作業指示 ▸
a – コメント欄の抜粋について、次の問いに答えてください。
(i) やすこさんのダンナは、やすこさんより何歳上ですか。
(ii) やすこさんのコメントの投稿日時はいつですか。
(iii) ルースターズさんが「今度、…ともやりますね」と書いている相手は誰ですか。
b – コメント欄の抜粋のうち、「ルースターズさんより10歳上の私でもそんなんで。」から「あー今回の↓認証画面が696NOWHEREですわよ!オクサマ!!」まで(その語句を含む)の部分を、「ダンナ」を「夫」に置き換えて書き出してください。
c – コメント欄の抜粋で、やすこさんが唄えると書いている歌の題名をすべて挙げてください。

文書抜粋 ▸
私は小坂といえばあの人だったから「えーあの人が
こんな歌唄ってたの?」と思ってました。
・・って私が思い描いてたのは小坂一也さんだったわけですが(笑)。

ルースターズさんより10歳上の私でもそんなんで。
田舎に住んでたからかもだけど父が好きだったのは
歌謡曲で。

「昭和枯れすすき」「別れの一本杉」とか
「純子」とか「くちなしの花」とかを
唄えるって言ったらダンナ(5歳上)が驚いてたくらいですわ(笑)

あー今回の↓認証画面が696NOWHEREですわよ!オクサマ!!
こりゃ縁起がいいわい(笑)。
by やすこ (2008-03-01 03:07) 

ルースターズ

>FUCKINTOSH66様
聞きますよ!といいたいとこですが。
基本的には、火の玉ボーイとはちみつぱいぐらいで。

今度、曽我部さんともやりますね。
鈴木慶一氏。
元気だ。
by ルースターズ (2008-03-01 14:12) 

ルースターズ

>やっちん
それってロカビリーじゃないっすか(笑
小坂一也(笑

そういうことすらなかったもんな、わが実家。
音楽って無かったんですよね。我が家。

記録一覧 ▸
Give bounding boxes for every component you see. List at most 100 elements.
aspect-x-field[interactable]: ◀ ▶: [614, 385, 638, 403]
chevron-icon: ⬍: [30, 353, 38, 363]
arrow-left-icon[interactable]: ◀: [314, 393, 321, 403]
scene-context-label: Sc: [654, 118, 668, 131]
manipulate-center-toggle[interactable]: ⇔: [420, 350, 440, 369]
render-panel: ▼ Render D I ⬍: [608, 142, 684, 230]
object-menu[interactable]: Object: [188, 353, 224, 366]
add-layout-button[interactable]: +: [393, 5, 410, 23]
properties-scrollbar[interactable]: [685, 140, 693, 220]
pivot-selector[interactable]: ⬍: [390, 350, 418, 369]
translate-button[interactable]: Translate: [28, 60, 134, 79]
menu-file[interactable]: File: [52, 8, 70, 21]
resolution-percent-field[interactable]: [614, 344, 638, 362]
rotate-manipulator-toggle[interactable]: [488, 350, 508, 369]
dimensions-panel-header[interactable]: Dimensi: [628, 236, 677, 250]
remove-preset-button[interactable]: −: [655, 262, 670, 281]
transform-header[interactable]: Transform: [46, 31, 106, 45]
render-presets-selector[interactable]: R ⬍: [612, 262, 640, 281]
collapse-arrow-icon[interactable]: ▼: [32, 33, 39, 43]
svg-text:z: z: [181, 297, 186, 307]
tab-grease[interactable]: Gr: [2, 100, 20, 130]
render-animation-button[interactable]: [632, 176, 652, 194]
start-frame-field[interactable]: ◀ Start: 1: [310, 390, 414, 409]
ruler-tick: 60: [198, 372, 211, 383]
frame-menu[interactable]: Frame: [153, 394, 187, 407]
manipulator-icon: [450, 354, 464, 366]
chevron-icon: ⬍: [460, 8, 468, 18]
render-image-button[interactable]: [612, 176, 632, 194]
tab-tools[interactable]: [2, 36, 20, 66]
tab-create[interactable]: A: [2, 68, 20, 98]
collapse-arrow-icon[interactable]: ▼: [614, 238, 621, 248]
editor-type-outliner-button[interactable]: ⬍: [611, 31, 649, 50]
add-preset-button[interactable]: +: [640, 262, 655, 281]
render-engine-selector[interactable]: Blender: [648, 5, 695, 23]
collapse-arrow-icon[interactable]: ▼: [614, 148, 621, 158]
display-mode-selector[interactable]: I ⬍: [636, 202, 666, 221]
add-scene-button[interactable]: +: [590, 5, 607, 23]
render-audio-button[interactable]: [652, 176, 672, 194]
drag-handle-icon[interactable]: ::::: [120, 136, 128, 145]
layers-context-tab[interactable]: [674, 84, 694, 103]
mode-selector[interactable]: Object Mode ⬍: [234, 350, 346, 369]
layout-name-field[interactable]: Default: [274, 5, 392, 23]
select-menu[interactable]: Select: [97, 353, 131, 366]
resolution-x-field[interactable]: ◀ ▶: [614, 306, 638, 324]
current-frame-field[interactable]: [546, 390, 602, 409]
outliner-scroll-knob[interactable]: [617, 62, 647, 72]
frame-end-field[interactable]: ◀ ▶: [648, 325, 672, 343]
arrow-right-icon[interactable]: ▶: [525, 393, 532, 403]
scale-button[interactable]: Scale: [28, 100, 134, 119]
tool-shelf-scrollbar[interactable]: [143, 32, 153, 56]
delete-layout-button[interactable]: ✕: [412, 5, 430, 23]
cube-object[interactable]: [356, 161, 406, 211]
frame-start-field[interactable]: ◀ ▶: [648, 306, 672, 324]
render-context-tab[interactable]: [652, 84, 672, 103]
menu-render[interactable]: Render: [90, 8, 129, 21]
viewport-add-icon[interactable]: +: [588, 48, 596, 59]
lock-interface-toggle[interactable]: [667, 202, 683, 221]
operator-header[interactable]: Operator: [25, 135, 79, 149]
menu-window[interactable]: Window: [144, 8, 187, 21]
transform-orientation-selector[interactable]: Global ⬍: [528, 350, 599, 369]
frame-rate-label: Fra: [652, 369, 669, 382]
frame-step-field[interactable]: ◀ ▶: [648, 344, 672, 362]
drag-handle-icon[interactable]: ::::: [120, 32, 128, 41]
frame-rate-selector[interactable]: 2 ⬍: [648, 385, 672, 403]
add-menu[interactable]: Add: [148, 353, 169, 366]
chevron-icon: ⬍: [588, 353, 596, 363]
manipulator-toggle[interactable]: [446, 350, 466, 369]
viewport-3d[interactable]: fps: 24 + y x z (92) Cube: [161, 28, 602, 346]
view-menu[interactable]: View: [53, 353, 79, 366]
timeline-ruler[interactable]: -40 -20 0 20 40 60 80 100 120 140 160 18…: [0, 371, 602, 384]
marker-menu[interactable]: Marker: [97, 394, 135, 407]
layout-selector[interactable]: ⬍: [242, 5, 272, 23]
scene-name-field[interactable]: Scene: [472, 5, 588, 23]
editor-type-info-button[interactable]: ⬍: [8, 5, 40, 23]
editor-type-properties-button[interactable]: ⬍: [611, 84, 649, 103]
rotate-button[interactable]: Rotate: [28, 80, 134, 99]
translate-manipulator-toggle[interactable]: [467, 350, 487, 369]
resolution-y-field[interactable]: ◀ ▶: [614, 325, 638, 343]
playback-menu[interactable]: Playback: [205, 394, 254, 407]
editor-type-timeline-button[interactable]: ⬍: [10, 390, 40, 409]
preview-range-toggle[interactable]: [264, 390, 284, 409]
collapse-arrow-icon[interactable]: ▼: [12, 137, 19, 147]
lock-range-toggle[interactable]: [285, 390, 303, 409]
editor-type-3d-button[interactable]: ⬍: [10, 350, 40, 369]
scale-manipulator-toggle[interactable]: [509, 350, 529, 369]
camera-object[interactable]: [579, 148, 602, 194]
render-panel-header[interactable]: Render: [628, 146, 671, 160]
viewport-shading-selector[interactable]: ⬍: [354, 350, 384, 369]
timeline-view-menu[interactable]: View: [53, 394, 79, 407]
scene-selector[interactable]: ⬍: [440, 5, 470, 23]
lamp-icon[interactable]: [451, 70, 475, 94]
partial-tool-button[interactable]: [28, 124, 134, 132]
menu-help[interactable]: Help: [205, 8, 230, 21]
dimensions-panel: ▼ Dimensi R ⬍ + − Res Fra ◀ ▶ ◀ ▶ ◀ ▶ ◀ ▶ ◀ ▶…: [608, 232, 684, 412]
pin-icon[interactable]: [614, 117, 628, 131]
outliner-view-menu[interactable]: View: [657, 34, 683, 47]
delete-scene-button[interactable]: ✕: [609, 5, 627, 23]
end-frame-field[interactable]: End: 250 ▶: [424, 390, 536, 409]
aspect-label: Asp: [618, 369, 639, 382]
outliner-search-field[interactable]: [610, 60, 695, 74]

想定解答 ▸
a –
(i) 5歳上
(ii) 2008-03-01 03:07
(iii) 曽我部さん

b –
ルースターズさんより10歳上の私でもそんなんで。
田舎に住んでたからかもだけど父が好きだったのは
歌謡曲で。

「昭和枯れすすき」「別れの一本杉」とか
「純子」とか「くちなしの花」とかを
唄えるって言ったら夫(5歳上)が驚いてたくらいですわ(笑)

あー今回の↓認証画面が696NOWHEREですわよ!オクサマ!!

c –
昭和枯れすすき
別れの一本杉
純子
くちなしの花